───── RECORDS TO PROCESS ─────

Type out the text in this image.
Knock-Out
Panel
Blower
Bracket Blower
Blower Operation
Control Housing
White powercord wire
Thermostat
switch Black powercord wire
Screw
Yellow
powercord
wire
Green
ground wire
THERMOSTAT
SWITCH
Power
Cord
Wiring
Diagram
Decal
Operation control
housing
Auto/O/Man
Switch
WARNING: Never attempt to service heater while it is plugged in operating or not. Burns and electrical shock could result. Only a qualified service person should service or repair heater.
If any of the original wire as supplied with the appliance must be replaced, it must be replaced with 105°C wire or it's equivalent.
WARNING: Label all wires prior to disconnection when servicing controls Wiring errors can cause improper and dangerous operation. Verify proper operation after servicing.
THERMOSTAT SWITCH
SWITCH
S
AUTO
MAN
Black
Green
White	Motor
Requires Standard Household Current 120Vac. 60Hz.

─────

◆ EXERCISE OBJECTIVE: Restate the data above word for word.

◆ COMPLETE RESPONSE:
Type out the text in this image.
Knock-Out
Panel
Blower
Bracket Blower
Blower Operation
Control Housing
White powercord wire
Thermostat
switch Black powercord wire
Screw
Yellow
powercord
wire
Green
ground wire
THERMOSTAT
SWITCH
Power
Cord
Wiring
Diagram
Decal
Operation control
housing
Auto/O/Man
Switch
WARNING: Never attempt to service heater while it is plugged in operating or not. Burns and electrical shock could result. Only a qualified service person should service or repair heater.
If any of the original wire as supplied with the appliance must be replaced, it must be replaced with 105°C wire or it's equivalent.
WARNING: Label all wires prior to disconnection when servicing controls Wiring errors can cause improper and dangerous operation. Verify proper operation after servicing.
THERMOSTAT SWITCH
SWITCH
S
AUTO
MAN
Black
Green
White	Motor
Requires Standard Household Current 120Vac. 60Hz.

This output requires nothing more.